(Saved data entries)
=====

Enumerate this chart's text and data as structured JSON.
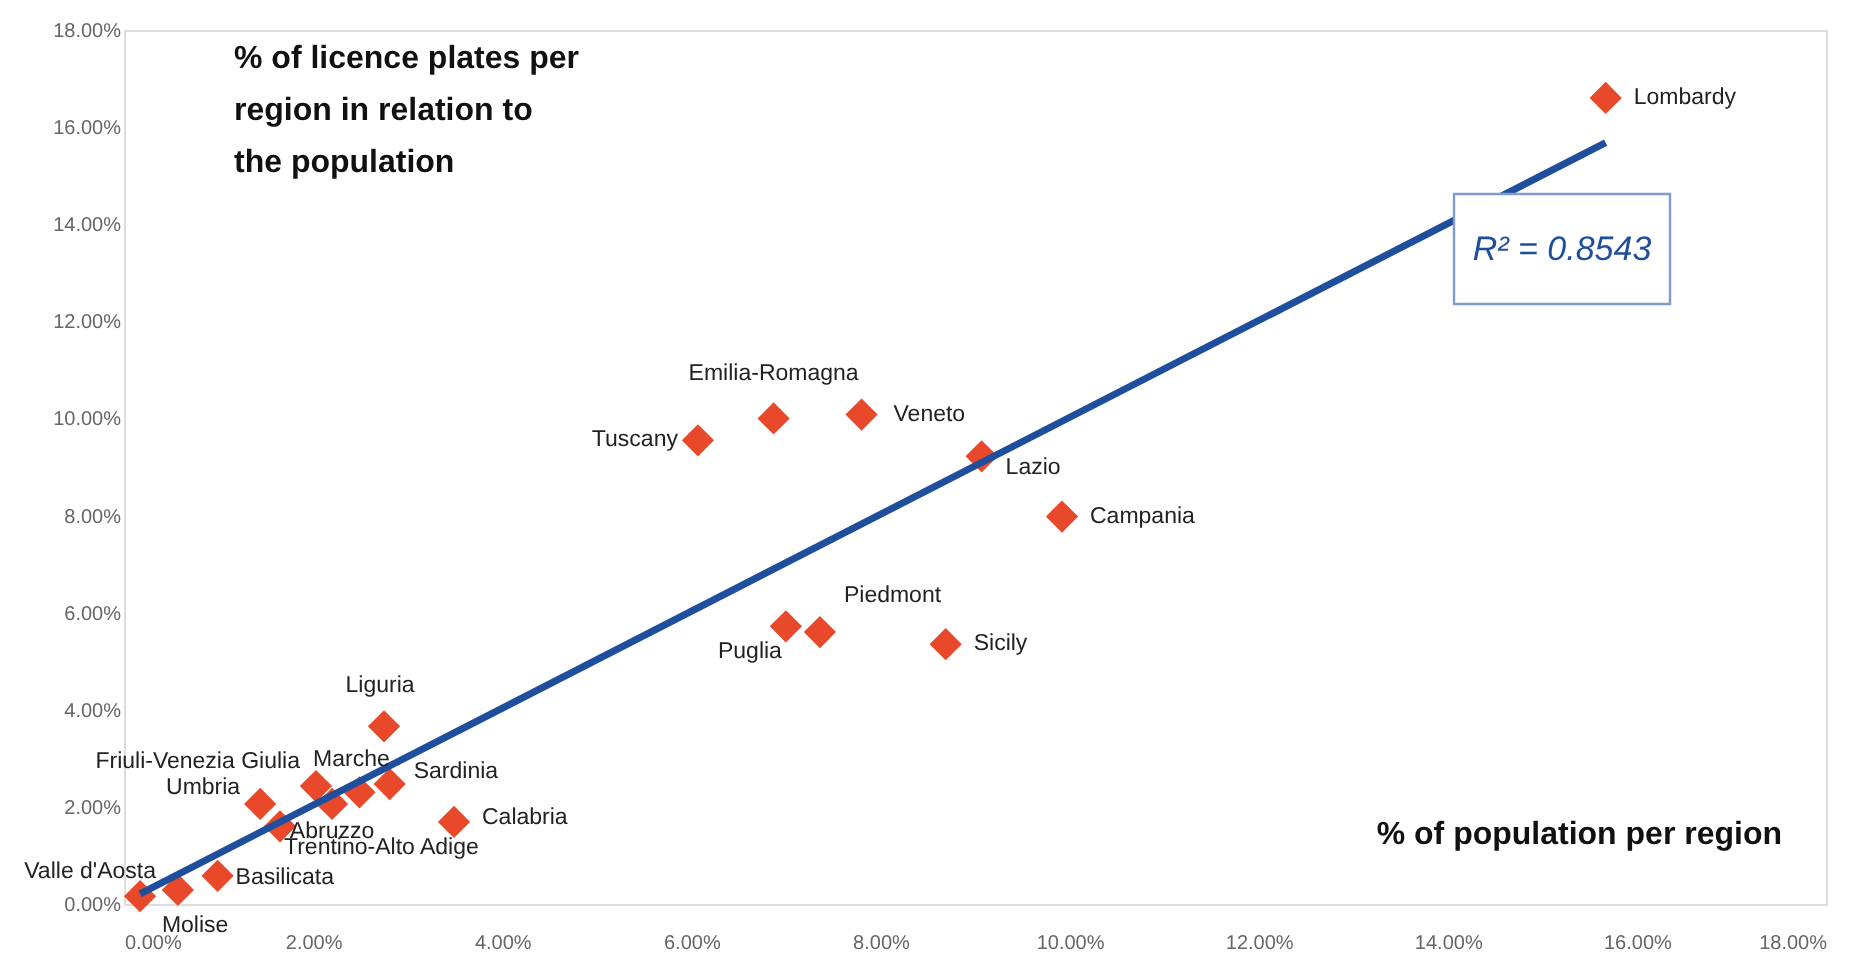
{
  "chart_data": {
    "type": "scatter",
    "title": "% of licence plates per region in relation to the population",
    "xlabel": "% of population per region",
    "xlim": [
      0,
      18
    ],
    "ylim": [
      0,
      18
    ],
    "xticks": [
      {
        "value": 0,
        "label": "0.00%"
      },
      {
        "value": 2,
        "label": "2.00%"
      },
      {
        "value": 4,
        "label": "4.00%"
      },
      {
        "value": 6,
        "label": "6.00%"
      },
      {
        "value": 8,
        "label": "8.00%"
      },
      {
        "value": 10,
        "label": "10.00%"
      },
      {
        "value": 12,
        "label": "12.00%"
      },
      {
        "value": 14,
        "label": "14.00%"
      },
      {
        "value": 16,
        "label": "16.00%"
      },
      {
        "value": 18,
        "label": "18.00%"
      }
    ],
    "yticks": [
      {
        "value": 0,
        "label": "0.00%"
      },
      {
        "value": 2,
        "label": "2.00%"
      },
      {
        "value": 4,
        "label": "4.00%"
      },
      {
        "value": 6,
        "label": "6.00%"
      },
      {
        "value": 8,
        "label": "8.00%"
      },
      {
        "value": 10,
        "label": "10.00%"
      },
      {
        "value": 12,
        "label": "12.00%"
      },
      {
        "value": 14,
        "label": "14.00%"
      },
      {
        "value": 16,
        "label": "16.00%"
      },
      {
        "value": 18,
        "label": "18.00%"
      }
    ],
    "grid": false,
    "marker": "diamond",
    "series": [
      {
        "color": "#e8492a",
        "x": [
          15.67,
          9.07,
          9.92,
          7.8,
          6.87,
          6.07,
          7.36,
          7.0,
          8.69,
          2.75,
          2.49,
          2.81,
          3.49,
          2.2,
          1.65,
          2.03,
          1.44,
          0.99,
          0.57,
          0.17
        ],
        "values": [
          16.6,
          9.22,
          7.98,
          10.08,
          10.0,
          9.55,
          5.6,
          5.72,
          5.35,
          3.66,
          2.3,
          2.47,
          1.69,
          2.06,
          1.6,
          2.43,
          2.06,
          0.58,
          0.29,
          0.16
        ]
      },
      {
        "type": "line",
        "color": "#1f4e9c",
        "marker": "none",
        "line_style": "solid",
        "x": [
          0.17,
          15.67
        ],
        "values": [
          0.21,
          15.68
        ]
      }
    ],
    "annotations": [
      {
        "text": "Lombardy",
        "x": 15.67,
        "y": 16.6
      },
      {
        "text": "Lazio",
        "x": 9.07,
        "y": 9.22
      },
      {
        "text": "Campania",
        "x": 9.92,
        "y": 7.98
      },
      {
        "text": "Veneto",
        "x": 7.8,
        "y": 10.08
      },
      {
        "text": "Emilia-Romagna",
        "x": 6.87,
        "y": 10.0
      },
      {
        "text": "Tuscany",
        "x": 6.07,
        "y": 9.55
      },
      {
        "text": "Piedmont",
        "x": 7.36,
        "y": 5.6
      },
      {
        "text": "Puglia",
        "x": 7.0,
        "y": 5.72
      },
      {
        "text": "Sicily",
        "x": 8.69,
        "y": 5.35
      },
      {
        "text": "Liguria",
        "x": 2.75,
        "y": 3.66
      },
      {
        "text": "Marche",
        "x": 2.49,
        "y": 2.3
      },
      {
        "text": "Sardinia",
        "x": 2.81,
        "y": 2.47
      },
      {
        "text": "Calabria",
        "x": 3.49,
        "y": 1.69
      },
      {
        "text": "Abruzzo",
        "x": 2.2,
        "y": 2.06
      },
      {
        "text": "Trentino-Alto Adige",
        "x": 1.65,
        "y": 1.6
      },
      {
        "text": "Friuli-Venezia Giulia",
        "x": 2.03,
        "y": 2.43
      },
      {
        "text": "Umbria",
        "x": 1.44,
        "y": 2.06
      },
      {
        "text": "Basilicata",
        "x": 0.99,
        "y": 0.58
      },
      {
        "text": "Molise",
        "x": 0.57,
        "y": 0.29
      },
      {
        "text": "Valle d'Aosta",
        "x": 0.17,
        "y": 0.16
      },
      "R² = 0.8543"
    ]
  }
}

=====

• WHAT IS REQUIRED:
Give back all entries exactly. No pictures belong in the copy.

• ANSWER TO THIS EXERCISE:
Enumerate this chart's text and data as structured JSON.
{
  "chart_data": {
    "type": "scatter",
    "title": "% of licence plates per region in relation to the population",
    "xlabel": "% of population per region",
    "xlim": [
      0,
      18
    ],
    "ylim": [
      0,
      18
    ],
    "xticks": [
      {
        "value": 0,
        "label": "0.00%"
      },
      {
        "value": 2,
        "label": "2.00%"
      },
      {
        "value": 4,
        "label": "4.00%"
      },
      {
        "value": 6,
        "label": "6.00%"
      },
      {
        "value": 8,
        "label": "8.00%"
      },
      {
        "value": 10,
        "label": "10.00%"
      },
      {
        "value": 12,
        "label": "12.00%"
      },
      {
        "value": 14,
        "label": "14.00%"
      },
      {
        "value": 16,
        "label": "16.00%"
      },
      {
        "value": 18,
        "label": "18.00%"
      }
    ],
    "yticks": [
      {
        "value": 0,
        "label": "0.00%"
      },
      {
        "value": 2,
        "label": "2.00%"
      },
      {
        "value": 4,
        "label": "4.00%"
      },
      {
        "value": 6,
        "label": "6.00%"
      },
      {
        "value": 8,
        "label": "8.00%"
      },
      {
        "value": 10,
        "label": "10.00%"
      },
      {
        "value": 12,
        "label": "12.00%"
      },
      {
        "value": 14,
        "label": "14.00%"
      },
      {
        "value": 16,
        "label": "16.00%"
      },
      {
        "value": 18,
        "label": "18.00%"
      }
    ],
    "grid": false,
    "marker": "diamond",
    "series": [
      {
        "color": "#e8492a",
        "x": [
          15.67,
          9.07,
          9.92,
          7.8,
          6.87,
          6.07,
          7.36,
          7.0,
          8.69,
          2.75,
          2.49,
          2.81,
          3.49,
          2.2,
          1.65,
          2.03,
          1.44,
          0.99,
          0.57,
          0.17
        ],
        "values": [
          16.6,
          9.22,
          7.98,
          10.08,
          10.0,
          9.55,
          5.6,
          5.72,
          5.35,
          3.66,
          2.3,
          2.47,
          1.69,
          2.06,
          1.6,
          2.43,
          2.06,
          0.58,
          0.29,
          0.16
        ]
      },
      {
        "type": "line",
        "color": "#1f4e9c",
        "marker": "none",
        "line_style": "solid",
        "x": [
          0.17,
          15.67
        ],
        "values": [
          0.21,
          15.68
        ]
      }
    ],
    "annotations": [
      {
        "text": "Lombardy",
        "x": 15.67,
        "y": 16.6
      },
      {
        "text": "Lazio",
        "x": 9.07,
        "y": 9.22
      },
      {
        "text": "Campania",
        "x": 9.92,
        "y": 7.98
      },
      {
        "text": "Veneto",
        "x": 7.8,
        "y": 10.08
      },
      {
        "text": "Emilia-Romagna",
        "x": 6.87,
        "y": 10.0
      },
      {
        "text": "Tuscany",
        "x": 6.07,
        "y": 9.55
      },
      {
        "text": "Piedmont",
        "x": 7.36,
        "y": 5.6
      },
      {
        "text": "Puglia",
        "x": 7.0,
        "y": 5.72
      },
      {
        "text": "Sicily",
        "x": 8.69,
        "y": 5.35
      },
      {
        "text": "Liguria",
        "x": 2.75,
        "y": 3.66
      },
      {
        "text": "Marche",
        "x": 2.49,
        "y": 2.3
      },
      {
        "text": "Sardinia",
        "x": 2.81,
        "y": 2.47
      },
      {
        "text": "Calabria",
        "x": 3.49,
        "y": 1.69
      },
      {
        "text": "Abruzzo",
        "x": 2.2,
        "y": 2.06
      },
      {
        "text": "Trentino-Alto Adige",
        "x": 1.65,
        "y": 1.6
      },
      {
        "text": "Friuli-Venezia Giulia",
        "x": 2.03,
        "y": 2.43
      },
      {
        "text": "Umbria",
        "x": 1.44,
        "y": 2.06
      },
      {
        "text": "Basilicata",
        "x": 0.99,
        "y": 0.58
      },
      {
        "text": "Molise",
        "x": 0.57,
        "y": 0.29
      },
      {
        "text": "Valle d'Aosta",
        "x": 0.17,
        "y": 0.16
      },
      "R² = 0.8543"
    ]
  }
}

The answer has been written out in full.